- Tugas
Salin persis bagian teks tentang internet, mulai dari "Kemajuan zaman menjadi" dan berakhir pada "sesuatau yang lain?".

- Teks

Kehadiran internet ( interconnection-networking) umumnya dikenal sebagai sumber informasi dan pertukaran informasi. Informasi yang tersedia pada sejumlah situs di internet membuat internet mendapatkan tempat yang istimewa di kalangan masyarakat. Kehadiran internet bukan menjadi barang baru. Internet yang dulunya sulit diakses karena penggunaannya yang terbatas, kini menjadi sebuah kebutuhan masyarakat umum. Kini penggunaan internet tidak terbatas pada orang-orang tertentu saja. Internet telah menjadi semacam kebutuhan sekunder yang hampir menjadi suatu keharusan.
Kemajuan zaman menjadi suatu pintu masuk internet untuk menyusup ke dalam kehidupan masyarakat. Kehadiran internet telah menjadi suatu realitas sosial yang amat signifikan. Bahkan di hadapan peradaban, internet kerap kali dituduh sebagai dalang dari kerapuhan dan kelumpuhan moralitas peradaban moral. Eksistensi dan esensi dari internet tentu merujuk pada substansinya sebagai sesuatu yang berguna untuk sesuatu. Semua yang ada di bumi ini, secara khusus yang bersifat materi punya potensi untuk berubah. Internet sebagai sebuah barang materi tentu punya potensi untuk berubah. Pertanyaan yang patut diutarakan disini ialah, ke arah manakah internet membawa perubahan atau sejauh manakah internet merubah seseorang atau sesuatu menjadi orang atau sesuatau yang lain?

- Daftar
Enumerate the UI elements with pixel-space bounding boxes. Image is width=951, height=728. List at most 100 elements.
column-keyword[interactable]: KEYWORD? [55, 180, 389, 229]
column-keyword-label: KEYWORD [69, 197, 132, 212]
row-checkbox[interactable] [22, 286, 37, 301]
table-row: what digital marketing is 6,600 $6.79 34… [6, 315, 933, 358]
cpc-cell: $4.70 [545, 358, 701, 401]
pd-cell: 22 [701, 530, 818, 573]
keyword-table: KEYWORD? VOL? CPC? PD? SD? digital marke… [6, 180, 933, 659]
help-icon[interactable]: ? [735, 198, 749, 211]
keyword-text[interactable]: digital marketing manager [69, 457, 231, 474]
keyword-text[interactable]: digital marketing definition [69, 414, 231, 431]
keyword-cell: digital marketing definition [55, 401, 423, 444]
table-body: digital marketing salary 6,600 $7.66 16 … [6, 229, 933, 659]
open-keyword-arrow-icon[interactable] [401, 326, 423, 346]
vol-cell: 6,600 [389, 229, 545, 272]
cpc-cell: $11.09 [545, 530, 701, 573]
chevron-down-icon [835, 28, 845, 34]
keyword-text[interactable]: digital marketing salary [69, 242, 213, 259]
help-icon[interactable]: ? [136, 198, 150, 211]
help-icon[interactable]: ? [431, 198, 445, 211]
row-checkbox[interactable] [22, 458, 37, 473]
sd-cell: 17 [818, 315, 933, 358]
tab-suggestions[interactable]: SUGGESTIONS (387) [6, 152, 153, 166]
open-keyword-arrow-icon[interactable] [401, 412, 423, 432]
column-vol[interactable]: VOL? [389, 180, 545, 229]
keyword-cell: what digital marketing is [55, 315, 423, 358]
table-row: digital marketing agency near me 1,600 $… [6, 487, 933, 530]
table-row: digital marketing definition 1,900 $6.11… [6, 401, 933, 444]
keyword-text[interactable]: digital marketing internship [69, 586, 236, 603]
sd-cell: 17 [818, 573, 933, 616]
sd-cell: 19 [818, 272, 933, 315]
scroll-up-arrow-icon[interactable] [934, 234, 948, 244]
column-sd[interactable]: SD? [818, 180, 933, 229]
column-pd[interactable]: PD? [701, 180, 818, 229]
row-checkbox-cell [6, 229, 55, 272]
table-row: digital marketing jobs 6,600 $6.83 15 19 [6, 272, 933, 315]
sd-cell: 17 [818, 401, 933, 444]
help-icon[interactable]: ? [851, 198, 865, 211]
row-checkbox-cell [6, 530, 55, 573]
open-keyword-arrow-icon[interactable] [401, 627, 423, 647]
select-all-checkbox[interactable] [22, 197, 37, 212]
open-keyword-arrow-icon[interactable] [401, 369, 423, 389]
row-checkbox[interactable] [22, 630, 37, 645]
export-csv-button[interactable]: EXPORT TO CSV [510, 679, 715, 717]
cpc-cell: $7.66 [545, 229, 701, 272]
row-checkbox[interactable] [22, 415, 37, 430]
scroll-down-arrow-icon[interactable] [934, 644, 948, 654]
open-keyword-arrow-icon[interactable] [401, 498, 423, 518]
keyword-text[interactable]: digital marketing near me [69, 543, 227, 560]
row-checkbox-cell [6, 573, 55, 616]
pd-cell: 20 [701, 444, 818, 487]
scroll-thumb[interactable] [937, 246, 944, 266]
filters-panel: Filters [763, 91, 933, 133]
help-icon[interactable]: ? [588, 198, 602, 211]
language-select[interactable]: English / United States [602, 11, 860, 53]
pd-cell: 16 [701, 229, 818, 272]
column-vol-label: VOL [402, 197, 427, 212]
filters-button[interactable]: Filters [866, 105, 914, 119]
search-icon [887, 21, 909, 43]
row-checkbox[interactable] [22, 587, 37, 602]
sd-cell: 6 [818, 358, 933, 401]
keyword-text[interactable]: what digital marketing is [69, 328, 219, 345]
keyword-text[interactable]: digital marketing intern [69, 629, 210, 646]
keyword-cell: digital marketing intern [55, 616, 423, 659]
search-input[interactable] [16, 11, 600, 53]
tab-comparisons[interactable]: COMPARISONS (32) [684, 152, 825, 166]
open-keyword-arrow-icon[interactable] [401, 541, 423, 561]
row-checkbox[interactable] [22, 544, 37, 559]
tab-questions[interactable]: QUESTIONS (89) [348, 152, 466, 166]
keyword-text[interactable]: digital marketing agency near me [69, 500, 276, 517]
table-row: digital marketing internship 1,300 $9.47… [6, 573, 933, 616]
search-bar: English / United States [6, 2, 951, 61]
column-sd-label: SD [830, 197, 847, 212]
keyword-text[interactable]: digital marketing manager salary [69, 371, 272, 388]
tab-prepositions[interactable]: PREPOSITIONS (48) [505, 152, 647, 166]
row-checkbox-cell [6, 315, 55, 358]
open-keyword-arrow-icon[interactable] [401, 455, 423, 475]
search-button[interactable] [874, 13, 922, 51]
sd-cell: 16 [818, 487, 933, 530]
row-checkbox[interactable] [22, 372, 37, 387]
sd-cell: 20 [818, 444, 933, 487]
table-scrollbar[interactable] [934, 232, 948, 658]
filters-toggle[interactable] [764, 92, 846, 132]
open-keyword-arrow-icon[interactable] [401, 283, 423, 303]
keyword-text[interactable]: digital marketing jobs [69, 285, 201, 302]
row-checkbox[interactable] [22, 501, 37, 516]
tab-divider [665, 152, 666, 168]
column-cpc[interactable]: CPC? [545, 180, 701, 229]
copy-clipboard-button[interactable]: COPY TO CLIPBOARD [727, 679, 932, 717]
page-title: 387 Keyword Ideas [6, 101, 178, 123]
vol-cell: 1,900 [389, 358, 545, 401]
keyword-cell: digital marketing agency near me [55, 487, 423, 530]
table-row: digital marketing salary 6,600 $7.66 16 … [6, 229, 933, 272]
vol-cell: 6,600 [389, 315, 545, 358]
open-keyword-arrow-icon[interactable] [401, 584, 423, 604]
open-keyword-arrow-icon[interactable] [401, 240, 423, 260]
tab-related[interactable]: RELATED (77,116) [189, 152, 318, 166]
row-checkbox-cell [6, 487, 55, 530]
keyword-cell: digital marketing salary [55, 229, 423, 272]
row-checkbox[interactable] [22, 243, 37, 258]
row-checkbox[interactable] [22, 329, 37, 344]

- Hasil Latihan
Kemajuan zaman menjadi suatu pintu masuk internet untuk menyusup ke dalam kehidupan masyarakat. Kehadiran internet telah menjadi suatu realitas sosial yang amat signifikan. Bahkan di hadapan peradaban, internet kerap kali dituduh sebagai dalang dari kerapuhan dan kelumpuhan moralitas peradaban moral. Eksistensi dan esensi dari internet tentu merujuk pada substansinya sebagai sesuatu yang berguna untuk sesuatu. Semua yang ada di bumi ini, secara khusus yang bersifat materi punya potensi untuk berubah. Internet sebagai sebuah barang materi tentu punya potensi untuk berubah. Pertanyaan yang patut diutarakan disini ialah, ke arah manakah internet membawa perubahan atau sejauh manakah internet merubah seseorang atau sesuatu menjadi orang atau sesuatau yang lain?